→ Data provided
------
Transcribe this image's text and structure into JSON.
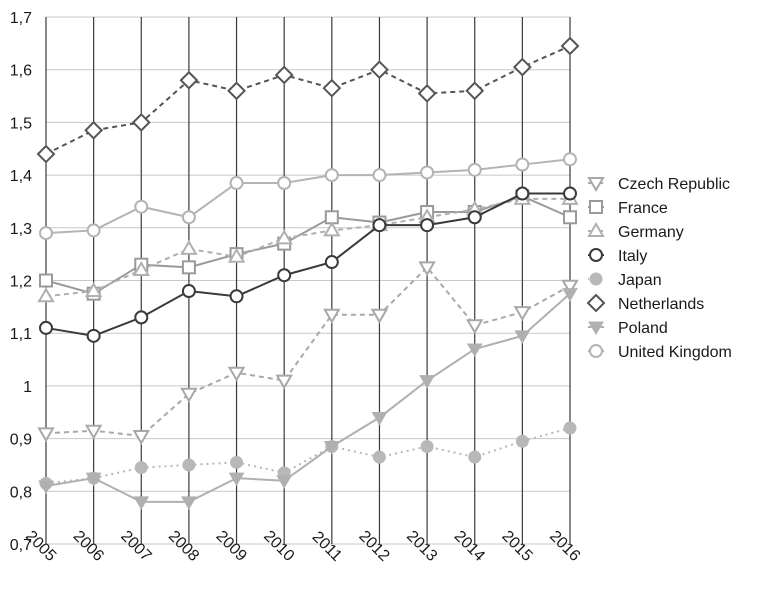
{
  "chart_data": {
    "type": "line",
    "title": "",
    "xlabel": "",
    "ylabel": "",
    "categories": [
      "2005",
      "2006",
      "2007",
      "2008",
      "2009",
      "2010",
      "2011",
      "2012",
      "2013",
      "2014",
      "2015",
      "2016"
    ],
    "y_ticks": [
      "0,7",
      "0,8",
      "0,9",
      "1",
      "1,1",
      "1,2",
      "1,3",
      "1,4",
      "1,5",
      "1,6",
      "1,7"
    ],
    "ylim": [
      0.7,
      1.7
    ],
    "grid": "horizontal and vertical",
    "legend_position": "right",
    "series": [
      {
        "name": "Czech Republic",
        "marker": "triangle-down-open",
        "dash": "dashed",
        "color": "#a8a8a8",
        "values": [
          0.91,
          0.915,
          0.905,
          0.985,
          1.025,
          1.01,
          1.135,
          1.135,
          1.225,
          1.115,
          1.14,
          1.19
        ]
      },
      {
        "name": "France",
        "marker": "square-open",
        "dash": "solid",
        "color": "#9a9a9a",
        "values": [
          1.2,
          1.175,
          1.23,
          1.225,
          1.25,
          1.27,
          1.32,
          1.31,
          1.33,
          1.33,
          1.36,
          1.32
        ]
      },
      {
        "name": "Germany",
        "marker": "triangle-up-open",
        "dash": "dashed",
        "color": "#b0b0b0",
        "values": [
          1.17,
          1.18,
          1.22,
          1.26,
          1.245,
          1.28,
          1.295,
          1.305,
          1.32,
          1.335,
          1.355,
          1.355
        ]
      },
      {
        "name": "Italy",
        "marker": "circle-open",
        "dash": "solid",
        "color": "#3a3a3a",
        "values": [
          1.11,
          1.095,
          1.13,
          1.18,
          1.17,
          1.21,
          1.235,
          1.305,
          1.305,
          1.32,
          1.365,
          1.365
        ]
      },
      {
        "name": "Japan",
        "marker": "circle-filled",
        "dash": "dotted",
        "color": "#b8b8b8",
        "values": [
          0.815,
          0.825,
          0.845,
          0.85,
          0.855,
          0.835,
          0.885,
          0.865,
          0.885,
          0.865,
          0.895,
          0.92
        ]
      },
      {
        "name": "Netherlands",
        "marker": "diamond-open",
        "dash": "dashed",
        "color": "#555555",
        "values": [
          1.44,
          1.485,
          1.5,
          1.58,
          1.56,
          1.59,
          1.565,
          1.6,
          1.555,
          1.56,
          1.605,
          1.645
        ]
      },
      {
        "name": "Poland",
        "marker": "triangle-down-filled",
        "dash": "solid",
        "color": "#b0b0b0",
        "values": [
          0.81,
          0.825,
          0.78,
          0.78,
          0.825,
          0.82,
          0.885,
          0.94,
          1.01,
          1.07,
          1.095,
          1.175
        ]
      },
      {
        "name": "United Kingdom",
        "marker": "circle-open",
        "dash": "solid",
        "color": "#b4b4b4",
        "values": [
          1.29,
          1.295,
          1.34,
          1.32,
          1.385,
          1.385,
          1.4,
          1.4,
          1.405,
          1.41,
          1.42,
          1.43
        ]
      }
    ]
  }
}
------
→ Written request
Every record above must be given again exactly; drop the pictures.

→ Completed task
Transcribe this image's text and structure into JSON.
{
  "chart_data": {
    "type": "line",
    "title": "",
    "xlabel": "",
    "ylabel": "",
    "categories": [
      "2005",
      "2006",
      "2007",
      "2008",
      "2009",
      "2010",
      "2011",
      "2012",
      "2013",
      "2014",
      "2015",
      "2016"
    ],
    "y_ticks": [
      "0,7",
      "0,8",
      "0,9",
      "1",
      "1,1",
      "1,2",
      "1,3",
      "1,4",
      "1,5",
      "1,6",
      "1,7"
    ],
    "ylim": [
      0.7,
      1.7
    ],
    "grid": "horizontal and vertical",
    "legend_position": "right",
    "series": [
      {
        "name": "Czech Republic",
        "marker": "triangle-down-open",
        "dash": "dashed",
        "color": "#a8a8a8",
        "values": [
          0.91,
          0.915,
          0.905,
          0.985,
          1.025,
          1.01,
          1.135,
          1.135,
          1.225,
          1.115,
          1.14,
          1.19
        ]
      },
      {
        "name": "France",
        "marker": "square-open",
        "dash": "solid",
        "color": "#9a9a9a",
        "values": [
          1.2,
          1.175,
          1.23,
          1.225,
          1.25,
          1.27,
          1.32,
          1.31,
          1.33,
          1.33,
          1.36,
          1.32
        ]
      },
      {
        "name": "Germany",
        "marker": "triangle-up-open",
        "dash": "dashed",
        "color": "#b0b0b0",
        "values": [
          1.17,
          1.18,
          1.22,
          1.26,
          1.245,
          1.28,
          1.295,
          1.305,
          1.32,
          1.335,
          1.355,
          1.355
        ]
      },
      {
        "name": "Italy",
        "marker": "circle-open",
        "dash": "solid",
        "color": "#3a3a3a",
        "values": [
          1.11,
          1.095,
          1.13,
          1.18,
          1.17,
          1.21,
          1.235,
          1.305,
          1.305,
          1.32,
          1.365,
          1.365
        ]
      },
      {
        "name": "Japan",
        "marker": "circle-filled",
        "dash": "dotted",
        "color": "#b8b8b8",
        "values": [
          0.815,
          0.825,
          0.845,
          0.85,
          0.855,
          0.835,
          0.885,
          0.865,
          0.885,
          0.865,
          0.895,
          0.92
        ]
      },
      {
        "name": "Netherlands",
        "marker": "diamond-open",
        "dash": "dashed",
        "color": "#555555",
        "values": [
          1.44,
          1.485,
          1.5,
          1.58,
          1.56,
          1.59,
          1.565,
          1.6,
          1.555,
          1.56,
          1.605,
          1.645
        ]
      },
      {
        "name": "Poland",
        "marker": "triangle-down-filled",
        "dash": "solid",
        "color": "#b0b0b0",
        "values": [
          0.81,
          0.825,
          0.78,
          0.78,
          0.825,
          0.82,
          0.885,
          0.94,
          1.01,
          1.07,
          1.095,
          1.175
        ]
      },
      {
        "name": "United Kingdom",
        "marker": "circle-open",
        "dash": "solid",
        "color": "#b4b4b4",
        "values": [
          1.29,
          1.295,
          1.34,
          1.32,
          1.385,
          1.385,
          1.4,
          1.4,
          1.405,
          1.41,
          1.42,
          1.43
        ]
      }
    ]
  }
}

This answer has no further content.